_What to do_
Without skipping anything, write out each record below exactly.

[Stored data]
================

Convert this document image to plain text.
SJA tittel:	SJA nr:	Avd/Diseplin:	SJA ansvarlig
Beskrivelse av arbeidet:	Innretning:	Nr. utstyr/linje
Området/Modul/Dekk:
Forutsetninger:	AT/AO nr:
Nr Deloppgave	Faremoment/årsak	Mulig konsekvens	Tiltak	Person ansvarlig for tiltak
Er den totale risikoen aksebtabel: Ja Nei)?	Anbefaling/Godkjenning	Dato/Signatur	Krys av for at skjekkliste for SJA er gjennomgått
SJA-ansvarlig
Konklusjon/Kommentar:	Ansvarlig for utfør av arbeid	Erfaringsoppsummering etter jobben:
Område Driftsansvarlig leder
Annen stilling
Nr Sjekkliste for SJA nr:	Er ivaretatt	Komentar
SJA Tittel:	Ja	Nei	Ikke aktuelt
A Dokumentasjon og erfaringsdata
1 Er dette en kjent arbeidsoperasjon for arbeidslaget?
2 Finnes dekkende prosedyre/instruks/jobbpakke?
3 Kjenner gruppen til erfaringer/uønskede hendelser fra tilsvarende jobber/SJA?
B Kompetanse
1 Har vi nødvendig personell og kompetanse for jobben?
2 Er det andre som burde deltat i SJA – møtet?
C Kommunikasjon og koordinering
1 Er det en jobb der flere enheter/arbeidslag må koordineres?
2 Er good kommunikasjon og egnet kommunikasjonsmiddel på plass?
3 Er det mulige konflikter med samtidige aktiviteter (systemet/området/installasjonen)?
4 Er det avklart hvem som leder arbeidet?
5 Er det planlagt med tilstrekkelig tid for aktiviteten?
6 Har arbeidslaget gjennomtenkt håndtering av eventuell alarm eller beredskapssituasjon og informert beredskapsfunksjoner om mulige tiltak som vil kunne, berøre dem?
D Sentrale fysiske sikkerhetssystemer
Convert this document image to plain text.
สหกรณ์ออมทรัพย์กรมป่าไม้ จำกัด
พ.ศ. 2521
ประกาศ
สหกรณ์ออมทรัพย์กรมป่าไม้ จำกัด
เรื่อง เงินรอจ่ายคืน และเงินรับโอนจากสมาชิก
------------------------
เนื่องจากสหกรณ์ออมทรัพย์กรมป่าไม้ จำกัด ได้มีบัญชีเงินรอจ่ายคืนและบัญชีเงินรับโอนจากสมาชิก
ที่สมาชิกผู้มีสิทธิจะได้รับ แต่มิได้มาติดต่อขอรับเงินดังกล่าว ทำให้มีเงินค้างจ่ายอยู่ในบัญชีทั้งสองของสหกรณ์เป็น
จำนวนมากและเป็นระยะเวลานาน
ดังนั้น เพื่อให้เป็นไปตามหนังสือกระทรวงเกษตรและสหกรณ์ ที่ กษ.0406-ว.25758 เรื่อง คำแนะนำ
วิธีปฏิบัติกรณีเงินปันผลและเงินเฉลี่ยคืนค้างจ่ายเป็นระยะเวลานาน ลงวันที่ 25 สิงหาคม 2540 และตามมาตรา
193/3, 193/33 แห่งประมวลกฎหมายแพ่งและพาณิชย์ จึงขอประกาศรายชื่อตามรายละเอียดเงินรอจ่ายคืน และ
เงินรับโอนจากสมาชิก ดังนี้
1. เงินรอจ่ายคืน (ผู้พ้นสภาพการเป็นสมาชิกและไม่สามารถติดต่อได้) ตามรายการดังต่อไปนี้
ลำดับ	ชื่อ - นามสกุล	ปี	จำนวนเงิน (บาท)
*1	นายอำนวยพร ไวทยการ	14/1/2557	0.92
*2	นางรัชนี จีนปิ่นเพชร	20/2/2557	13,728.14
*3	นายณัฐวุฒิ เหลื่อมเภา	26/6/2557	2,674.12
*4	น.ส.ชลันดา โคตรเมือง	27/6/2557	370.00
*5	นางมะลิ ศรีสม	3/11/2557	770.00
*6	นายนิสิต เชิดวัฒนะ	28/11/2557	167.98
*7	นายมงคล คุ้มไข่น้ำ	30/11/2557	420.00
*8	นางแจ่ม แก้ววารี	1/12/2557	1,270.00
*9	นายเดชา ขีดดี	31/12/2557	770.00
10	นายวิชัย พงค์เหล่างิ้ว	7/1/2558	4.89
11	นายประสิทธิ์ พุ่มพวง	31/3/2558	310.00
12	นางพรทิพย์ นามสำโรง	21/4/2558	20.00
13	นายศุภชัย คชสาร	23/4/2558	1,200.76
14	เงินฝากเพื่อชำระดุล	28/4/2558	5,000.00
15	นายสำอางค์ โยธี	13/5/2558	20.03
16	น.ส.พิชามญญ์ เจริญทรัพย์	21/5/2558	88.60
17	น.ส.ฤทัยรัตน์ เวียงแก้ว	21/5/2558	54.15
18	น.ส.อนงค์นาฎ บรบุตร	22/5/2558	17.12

================

_The solution_
Convert this document image to plain text.
SJA tittel:	SJA nr:	Avd/Diseplin:	SJA ansvarlig
Beskrivelse av arbeidet:	Innretning:	Nr. utstyr/linje
Området/Modul/Dekk:
Forutsetninger:	AT/AO nr:
Nr Deloppgave	Faremoment/årsak	Mulig konsekvens	Tiltak	Person ansvarlig for tiltak
Er den totale risikoen aksebtabel: Ja Nei)?	Anbefaling/Godkjenning	Dato/Signatur	Krys av for at skjekkliste for SJA er gjennomgått
SJA-ansvarlig
Konklusjon/Kommentar:	Ansvarlig for utfør av arbeid	Erfaringsoppsummering etter jobben:
Område Driftsansvarlig leder
Annen stilling
Nr Sjekkliste for SJA nr:	Er ivaretatt	Komentar
SJA Tittel:	Ja	Nei	Ikke aktuelt
A Dokumentasjon og erfaringsdata
1 Er dette en kjent arbeidsoperasjon for arbeidslaget?
2 Finnes dekkende prosedyre/instruks/jobbpakke?
3 Kjenner gruppen til erfaringer/uønskede hendelser fra tilsvarende jobber/SJA?
B Kompetanse
1 Har vi nødvendig personell og kompetanse for jobben?
2 Er det andre som burde deltat i SJA – møtet?
C Kommunikasjon og koordinering
1 Er det en jobb der flere enheter/arbeidslag må koordineres?
2 Er good kommunikasjon og egnet kommunikasjonsmiddel på plass?
3 Er det mulige konflikter med samtidige aktiviteter (systemet/området/installasjonen)?
4 Er det avklart hvem som leder arbeidet?
5 Er det planlagt med tilstrekkelig tid for aktiviteten?
6 Har arbeidslaget gjennomtenkt håndtering av eventuell alarm eller beredskapssituasjon og informert beredskapsfunksjoner om mulige tiltak som vil kunne, berøre dem?
D Sentrale fysiske sikkerhetssystemer
Convert this document image to plain text.
สหกรณ์ออมทรัพย์กรมป่าไม้ จำกัด
พ.ศ. 2521
ประกาศ
สหกรณ์ออมทรัพย์กรมป่าไม้ จำกัด
เรื่อง เงินรอจ่ายคืน และเงินรับโอนจากสมาชิก
------------------------
เนื่องจากสหกรณ์ออมทรัพย์กรมป่าไม้ จำกัด ได้มีบัญชีเงินรอจ่ายคืนและบัญชีเงินรับโอนจากสมาชิก
ที่สมาชิกผู้มีสิทธิจะได้รับ แต่มิได้มาติดต่อขอรับเงินดังกล่าว ทำให้มีเงินค้างจ่ายอยู่ในบัญชีทั้งสองของสหกรณ์เป็น
จำนวนมากและเป็นระยะเวลานาน
ดังนั้น เพื่อให้เป็นไปตามหนังสือกระทรวงเกษตรและสหกรณ์ ที่ กษ.0406-ว.25758 เรื่อง คำแนะนำ
วิธีปฏิบัติกรณีเงินปันผลและเงินเฉลี่ยคืนค้างจ่ายเป็นระยะเวลานาน ลงวันที่ 25 สิงหาคม 2540 และตามมาตรา
193/3, 193/33 แห่งประมวลกฎหมายแพ่งและพาณิชย์ จึงขอประกาศรายชื่อตามรายละเอียดเงินรอจ่ายคืน และ
เงินรับโอนจากสมาชิก ดังนี้
1. เงินรอจ่ายคืน (ผู้พ้นสภาพการเป็นสมาชิกและไม่สามารถติดต่อได้) ตามรายการดังต่อไปนี้
ลำดับ	ชื่อ - นามสกุล	ปี	จำนวนเงิน (บาท)
*1	นายอำนวยพร ไวทยการ	14/1/2557	0.92
*2	นางรัชนี จีนปิ่นเพชร	20/2/2557	13,728.14
*3	นายณัฐวุฒิ เหลื่อมเภา	26/6/2557	2,674.12
*4	น.ส.ชลันดา โคตรเมือง	27/6/2557	370.00
*5	นางมะลิ ศรีสม	3/11/2557	770.00
*6	นายนิสิต เชิดวัฒนะ	28/11/2557	167.98
*7	นายมงคล คุ้มไข่น้ำ	30/11/2557	420.00
*8	นางแจ่ม แก้ววารี	1/12/2557	1,270.00
*9	นายเดชา ขีดดี	31/12/2557	770.00
10	นายวิชัย พงค์เหล่างิ้ว	7/1/2558	4.89
11	นายประสิทธิ์ พุ่มพวง	31/3/2558	310.00
12	นางพรทิพย์ นามสำโรง	21/4/2558	20.00
13	นายศุภชัย คชสาร	23/4/2558	1,200.76
14	เงินฝากเพื่อชำระดุล	28/4/2558	5,000.00
15	นายสำอางค์ โยธี	13/5/2558	20.03
16	น.ส.พิชามญญ์ เจริญทรัพย์	21/5/2558	88.60
17	น.ส.ฤทัยรัตน์ เวียงแก้ว	21/5/2558	54.15
18	น.ส.อนงค์นาฎ บรบุตร	22/5/2558	17.12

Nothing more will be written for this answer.